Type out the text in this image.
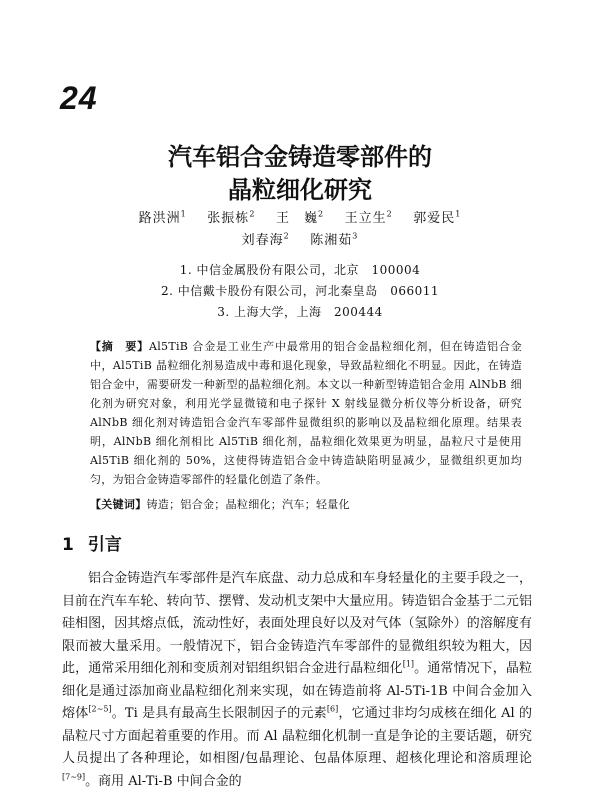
24
汽车铝合金铸造零部件的
晶粒细化研究
路洪洲$^1$ 张振栋$^2$ 王　巍$^2$ 王立生$^2$ 郭爱民$^1$
刘春海$^2$ 陈湘茹$^3$
1. 中信金属股份有限公司，北京　100004
2. 中信戴卡股份有限公司，河北秦皇岛　066011
3. 上海大学，上海　200444
【摘　要】Al5TiB 合金是工业生产中最常用的铝合金晶粒细化剂，但在铸造铝合金中，Al5TiB 晶粒细化剂易造成中毒和退化现象，导致晶粒细化不明显。因此，在铸造铝合金中，需要研发一种新型的晶粒细化剂。本文以一种新型铸造铝合金用 AlNbB 细化剂为研究对象，利用光学显微镜和电子探针 X 射线显微分析仪等分析设备，研究 AlNbB 细化剂对铸造铝合金汽车零部件显微组织的影响以及晶粒细化原理。结果表明，AlNbB 细化剂相比 Al5TiB 细化剂，晶粒细化效果更为明显，晶粒尺寸是使用 Al5TiB 细化剂的 50%，这使得铸造铝合金中铸造缺陷明显减少，显微组织更加均匀，为铝合金铸造零部件的轻量化创造了条件。
【关键词】铸造；铝合金；晶粒细化；汽车；轻量化
1 引言
铝合金铸造汽车零部件是汽车底盘、动力总成和车身轻量化的主要手段之一，目前在汽车车轮、转向节、摆臂、发动机支架中大量应用。铸造铝合金基于二元铝硅相图，因其熔点低，流动性好，表面处理良好以及对气体（氢除外）的溶解度有限而被大量采用。一般情况下，铝合金铸造汽车零部件的显微组织较为粗大，因此，通常采用细化剂和变质剂对铝组织铝合金进行晶粒细化[1]。通常情况下，晶粒细化是通过添加商业晶粒细化剂来实现，如在铸造前将 Al-5Ti-1B 中间合金加入熔体[2~5]。Ti 是具有最高生长限制因子的元素[6]，它通过非均匀成核在细化 Al 的晶粒尺寸方面起着重要的作用。而 Al 晶粒细化机制一直是争论的主要话题，研究人员提出了各种理论，如相图/包晶理论、包晶体原理、超核化理论和溶质理论[7~9]。商用 Al-Ti-B 中间合金的
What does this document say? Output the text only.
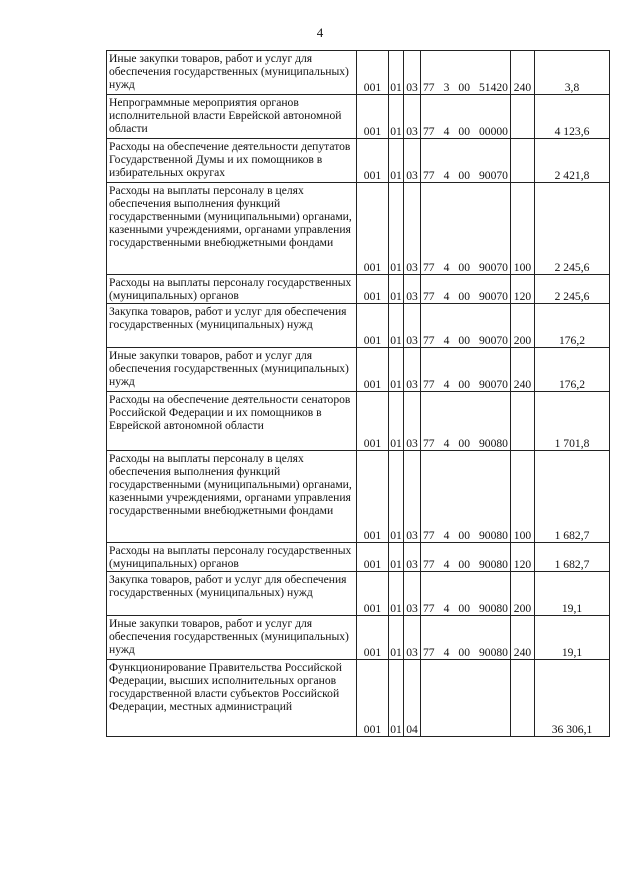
4
Иные закупки товаров, работ и услуг для обеспечения государственных (муниципальных) нужд	001	01	03	77 3 00 51420	240	3,8
Непрограммные мероприятия органов исполнительной власти Еврейской автономной области	001	01	03	77 4 00 00000		4 123,6
Расходы на обеспечение деятельности депутатов Государственной Думы и их помощников в избирательных округах	001	01	03	77 4 00 90070		2 421,8
Расходы на выплаты персоналу в целях обеспечения выполнения функций государственными (муниципальными) органами, казенными учреждениями, органами управления государственными внебюджетными фондами	001	01	03	77 4 00 90070	100	2 245,6
Расходы на выплаты персоналу государственных (муниципальных) органов	001	01	03	77 4 00 90070	120	2 245,6
Закупка товаров, работ и услуг для обеспечения государственных (муниципальных) нужд	001	01	03	77 4 00 90070	200	176,2
Иные закупки товаров, работ и услуг для обеспечения государственных (муниципальных) нужд	001	01	03	77 4 00 90070	240	176,2
Расходы на обеспечение деятельности сенаторов Российской Федерации и их помощников в Еврейской автономной области	001	01	03	77 4 00 90080		1 701,8
Расходы на выплаты персоналу в целях обеспечения выполнения функций государственными (муниципальными) органами, казенными учреждениями, органами управления государственными внебюджетными фондами	001	01	03	77 4 00 90080	100	1 682,7
Расходы на выплаты персоналу государственных (муниципальных) органов	001	01	03	77 4 00 90080	120	1 682,7
Закупка товаров, работ и услуг для обеспечения государственных (муниципальных) нужд	001	01	03	77 4 00 90080	200	19,1
Иные закупки товаров, работ и услуг для обеспечения государственных (муниципальных) нужд	001	01	03	77 4 00 90080	240	19,1
Функционирование Правительства Российской Федерации, высших исполнительных органов государственной власти субъектов Российской Федерации, местных администраций	001	01	04			36 306,1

Work to do:
Retype all of the entries exactly as written, leaving out any images.

Reply to the task:
Type out the text in this image.
24
汽车铝合金铸造零部件的
晶粒细化研究
路洪洲$^1$ 张振栋$^2$ 王　巍$^2$ 王立生$^2$ 郭爱民$^1$
刘春海$^2$ 陈湘茹$^3$
1. 中信金属股份有限公司，北京　100004
2. 中信戴卡股份有限公司，河北秦皇岛　066011
3. 上海大学，上海　200444
【摘　要】Al5TiB 合金是工业生产中最常用的铝合金晶粒细化剂，但在铸造铝合金中，Al5TiB 晶粒细化剂易造成中毒和退化现象，导致晶粒细化不明显。因此，在铸造铝合金中，需要研发一种新型的晶粒细化剂。本文以一种新型铸造铝合金用 AlNbB 细化剂为研究对象，利用光学显微镜和电子探针 X 射线显微分析仪等分析设备，研究 AlNbB 细化剂对铸造铝合金汽车零部件显微组织的影响以及晶粒细化原理。结果表明，AlNbB 细化剂相比 Al5TiB 细化剂，晶粒细化效果更为明显，晶粒尺寸是使用 Al5TiB 细化剂的 50%，这使得铸造铝合金中铸造缺陷明显减少，显微组织更加均匀，为铝合金铸造零部件的轻量化创造了条件。
【关键词】铸造；铝合金；晶粒细化；汽车；轻量化
1 引言
铝合金铸造汽车零部件是汽车底盘、动力总成和车身轻量化的主要手段之一，目前在汽车车轮、转向节、摆臂、发动机支架中大量应用。铸造铝合金基于二元铝硅相图，因其熔点低，流动性好，表面处理良好以及对气体（氢除外）的溶解度有限而被大量采用。一般情况下，铝合金铸造汽车零部件的显微组织较为粗大，因此，通常采用细化剂和变质剂对铝组织铝合金进行晶粒细化[1]。通常情况下，晶粒细化是通过添加商业晶粒细化剂来实现，如在铸造前将 Al-5Ti-1B 中间合金加入熔体[2~5]。Ti 是具有最高生长限制因子的元素[6]，它通过非均匀成核在细化 Al 的晶粒尺寸方面起着重要的作用。而 Al 晶粒细化机制一直是争论的主要话题，研究人员提出了各种理论，如相图/包晶理论、包晶体原理、超核化理论和溶质理论[7~9]。商用 Al-Ti-B 中间合金的
What does this document say? Output the text only.
4
Иные закупки товаров, работ и услуг для обеспечения государственных (муниципальных) нужд	001	01	03	77 3 00 51420	240	3,8
Непрограммные мероприятия органов исполнительной власти Еврейской автономной области	001	01	03	77 4 00 00000		4 123,6
Расходы на обеспечение деятельности депутатов Государственной Думы и их помощников в избирательных округах	001	01	03	77 4 00 90070		2 421,8
Расходы на выплаты персоналу в целях обеспечения выполнения функций государственными (муниципальными) органами, казенными учреждениями, органами управления государственными внебюджетными фондами	001	01	03	77 4 00 90070	100	2 245,6
Расходы на выплаты персоналу государственных (муниципальных) органов	001	01	03	77 4 00 90070	120	2 245,6
Закупка товаров, работ и услуг для обеспечения государственных (муниципальных) нужд	001	01	03	77 4 00 90070	200	176,2
Иные закупки товаров, работ и услуг для обеспечения государственных (муниципальных) нужд	001	01	03	77 4 00 90070	240	176,2
Расходы на обеспечение деятельности сенаторов Российской Федерации и их помощников в Еврейской автономной области	001	01	03	77 4 00 90080		1 701,8
Расходы на выплаты персоналу в целях обеспечения выполнения функций государственными (муниципальными) органами, казенными учреждениями, органами управления государственными внебюджетными фондами	001	01	03	77 4 00 90080	100	1 682,7
Расходы на выплаты персоналу государственных (муниципальных) органов	001	01	03	77 4 00 90080	120	1 682,7
Закупка товаров, работ и услуг для обеспечения государственных (муниципальных) нужд	001	01	03	77 4 00 90080	200	19,1
Иные закупки товаров, работ и услуг для обеспечения государственных (муниципальных) нужд	001	01	03	77 4 00 90080	240	19,1
Функционирование Правительства Российской Федерации, высших исполнительных органов государственной власти субъектов Российской Федерации, местных администраций	001	01	04			36 306,1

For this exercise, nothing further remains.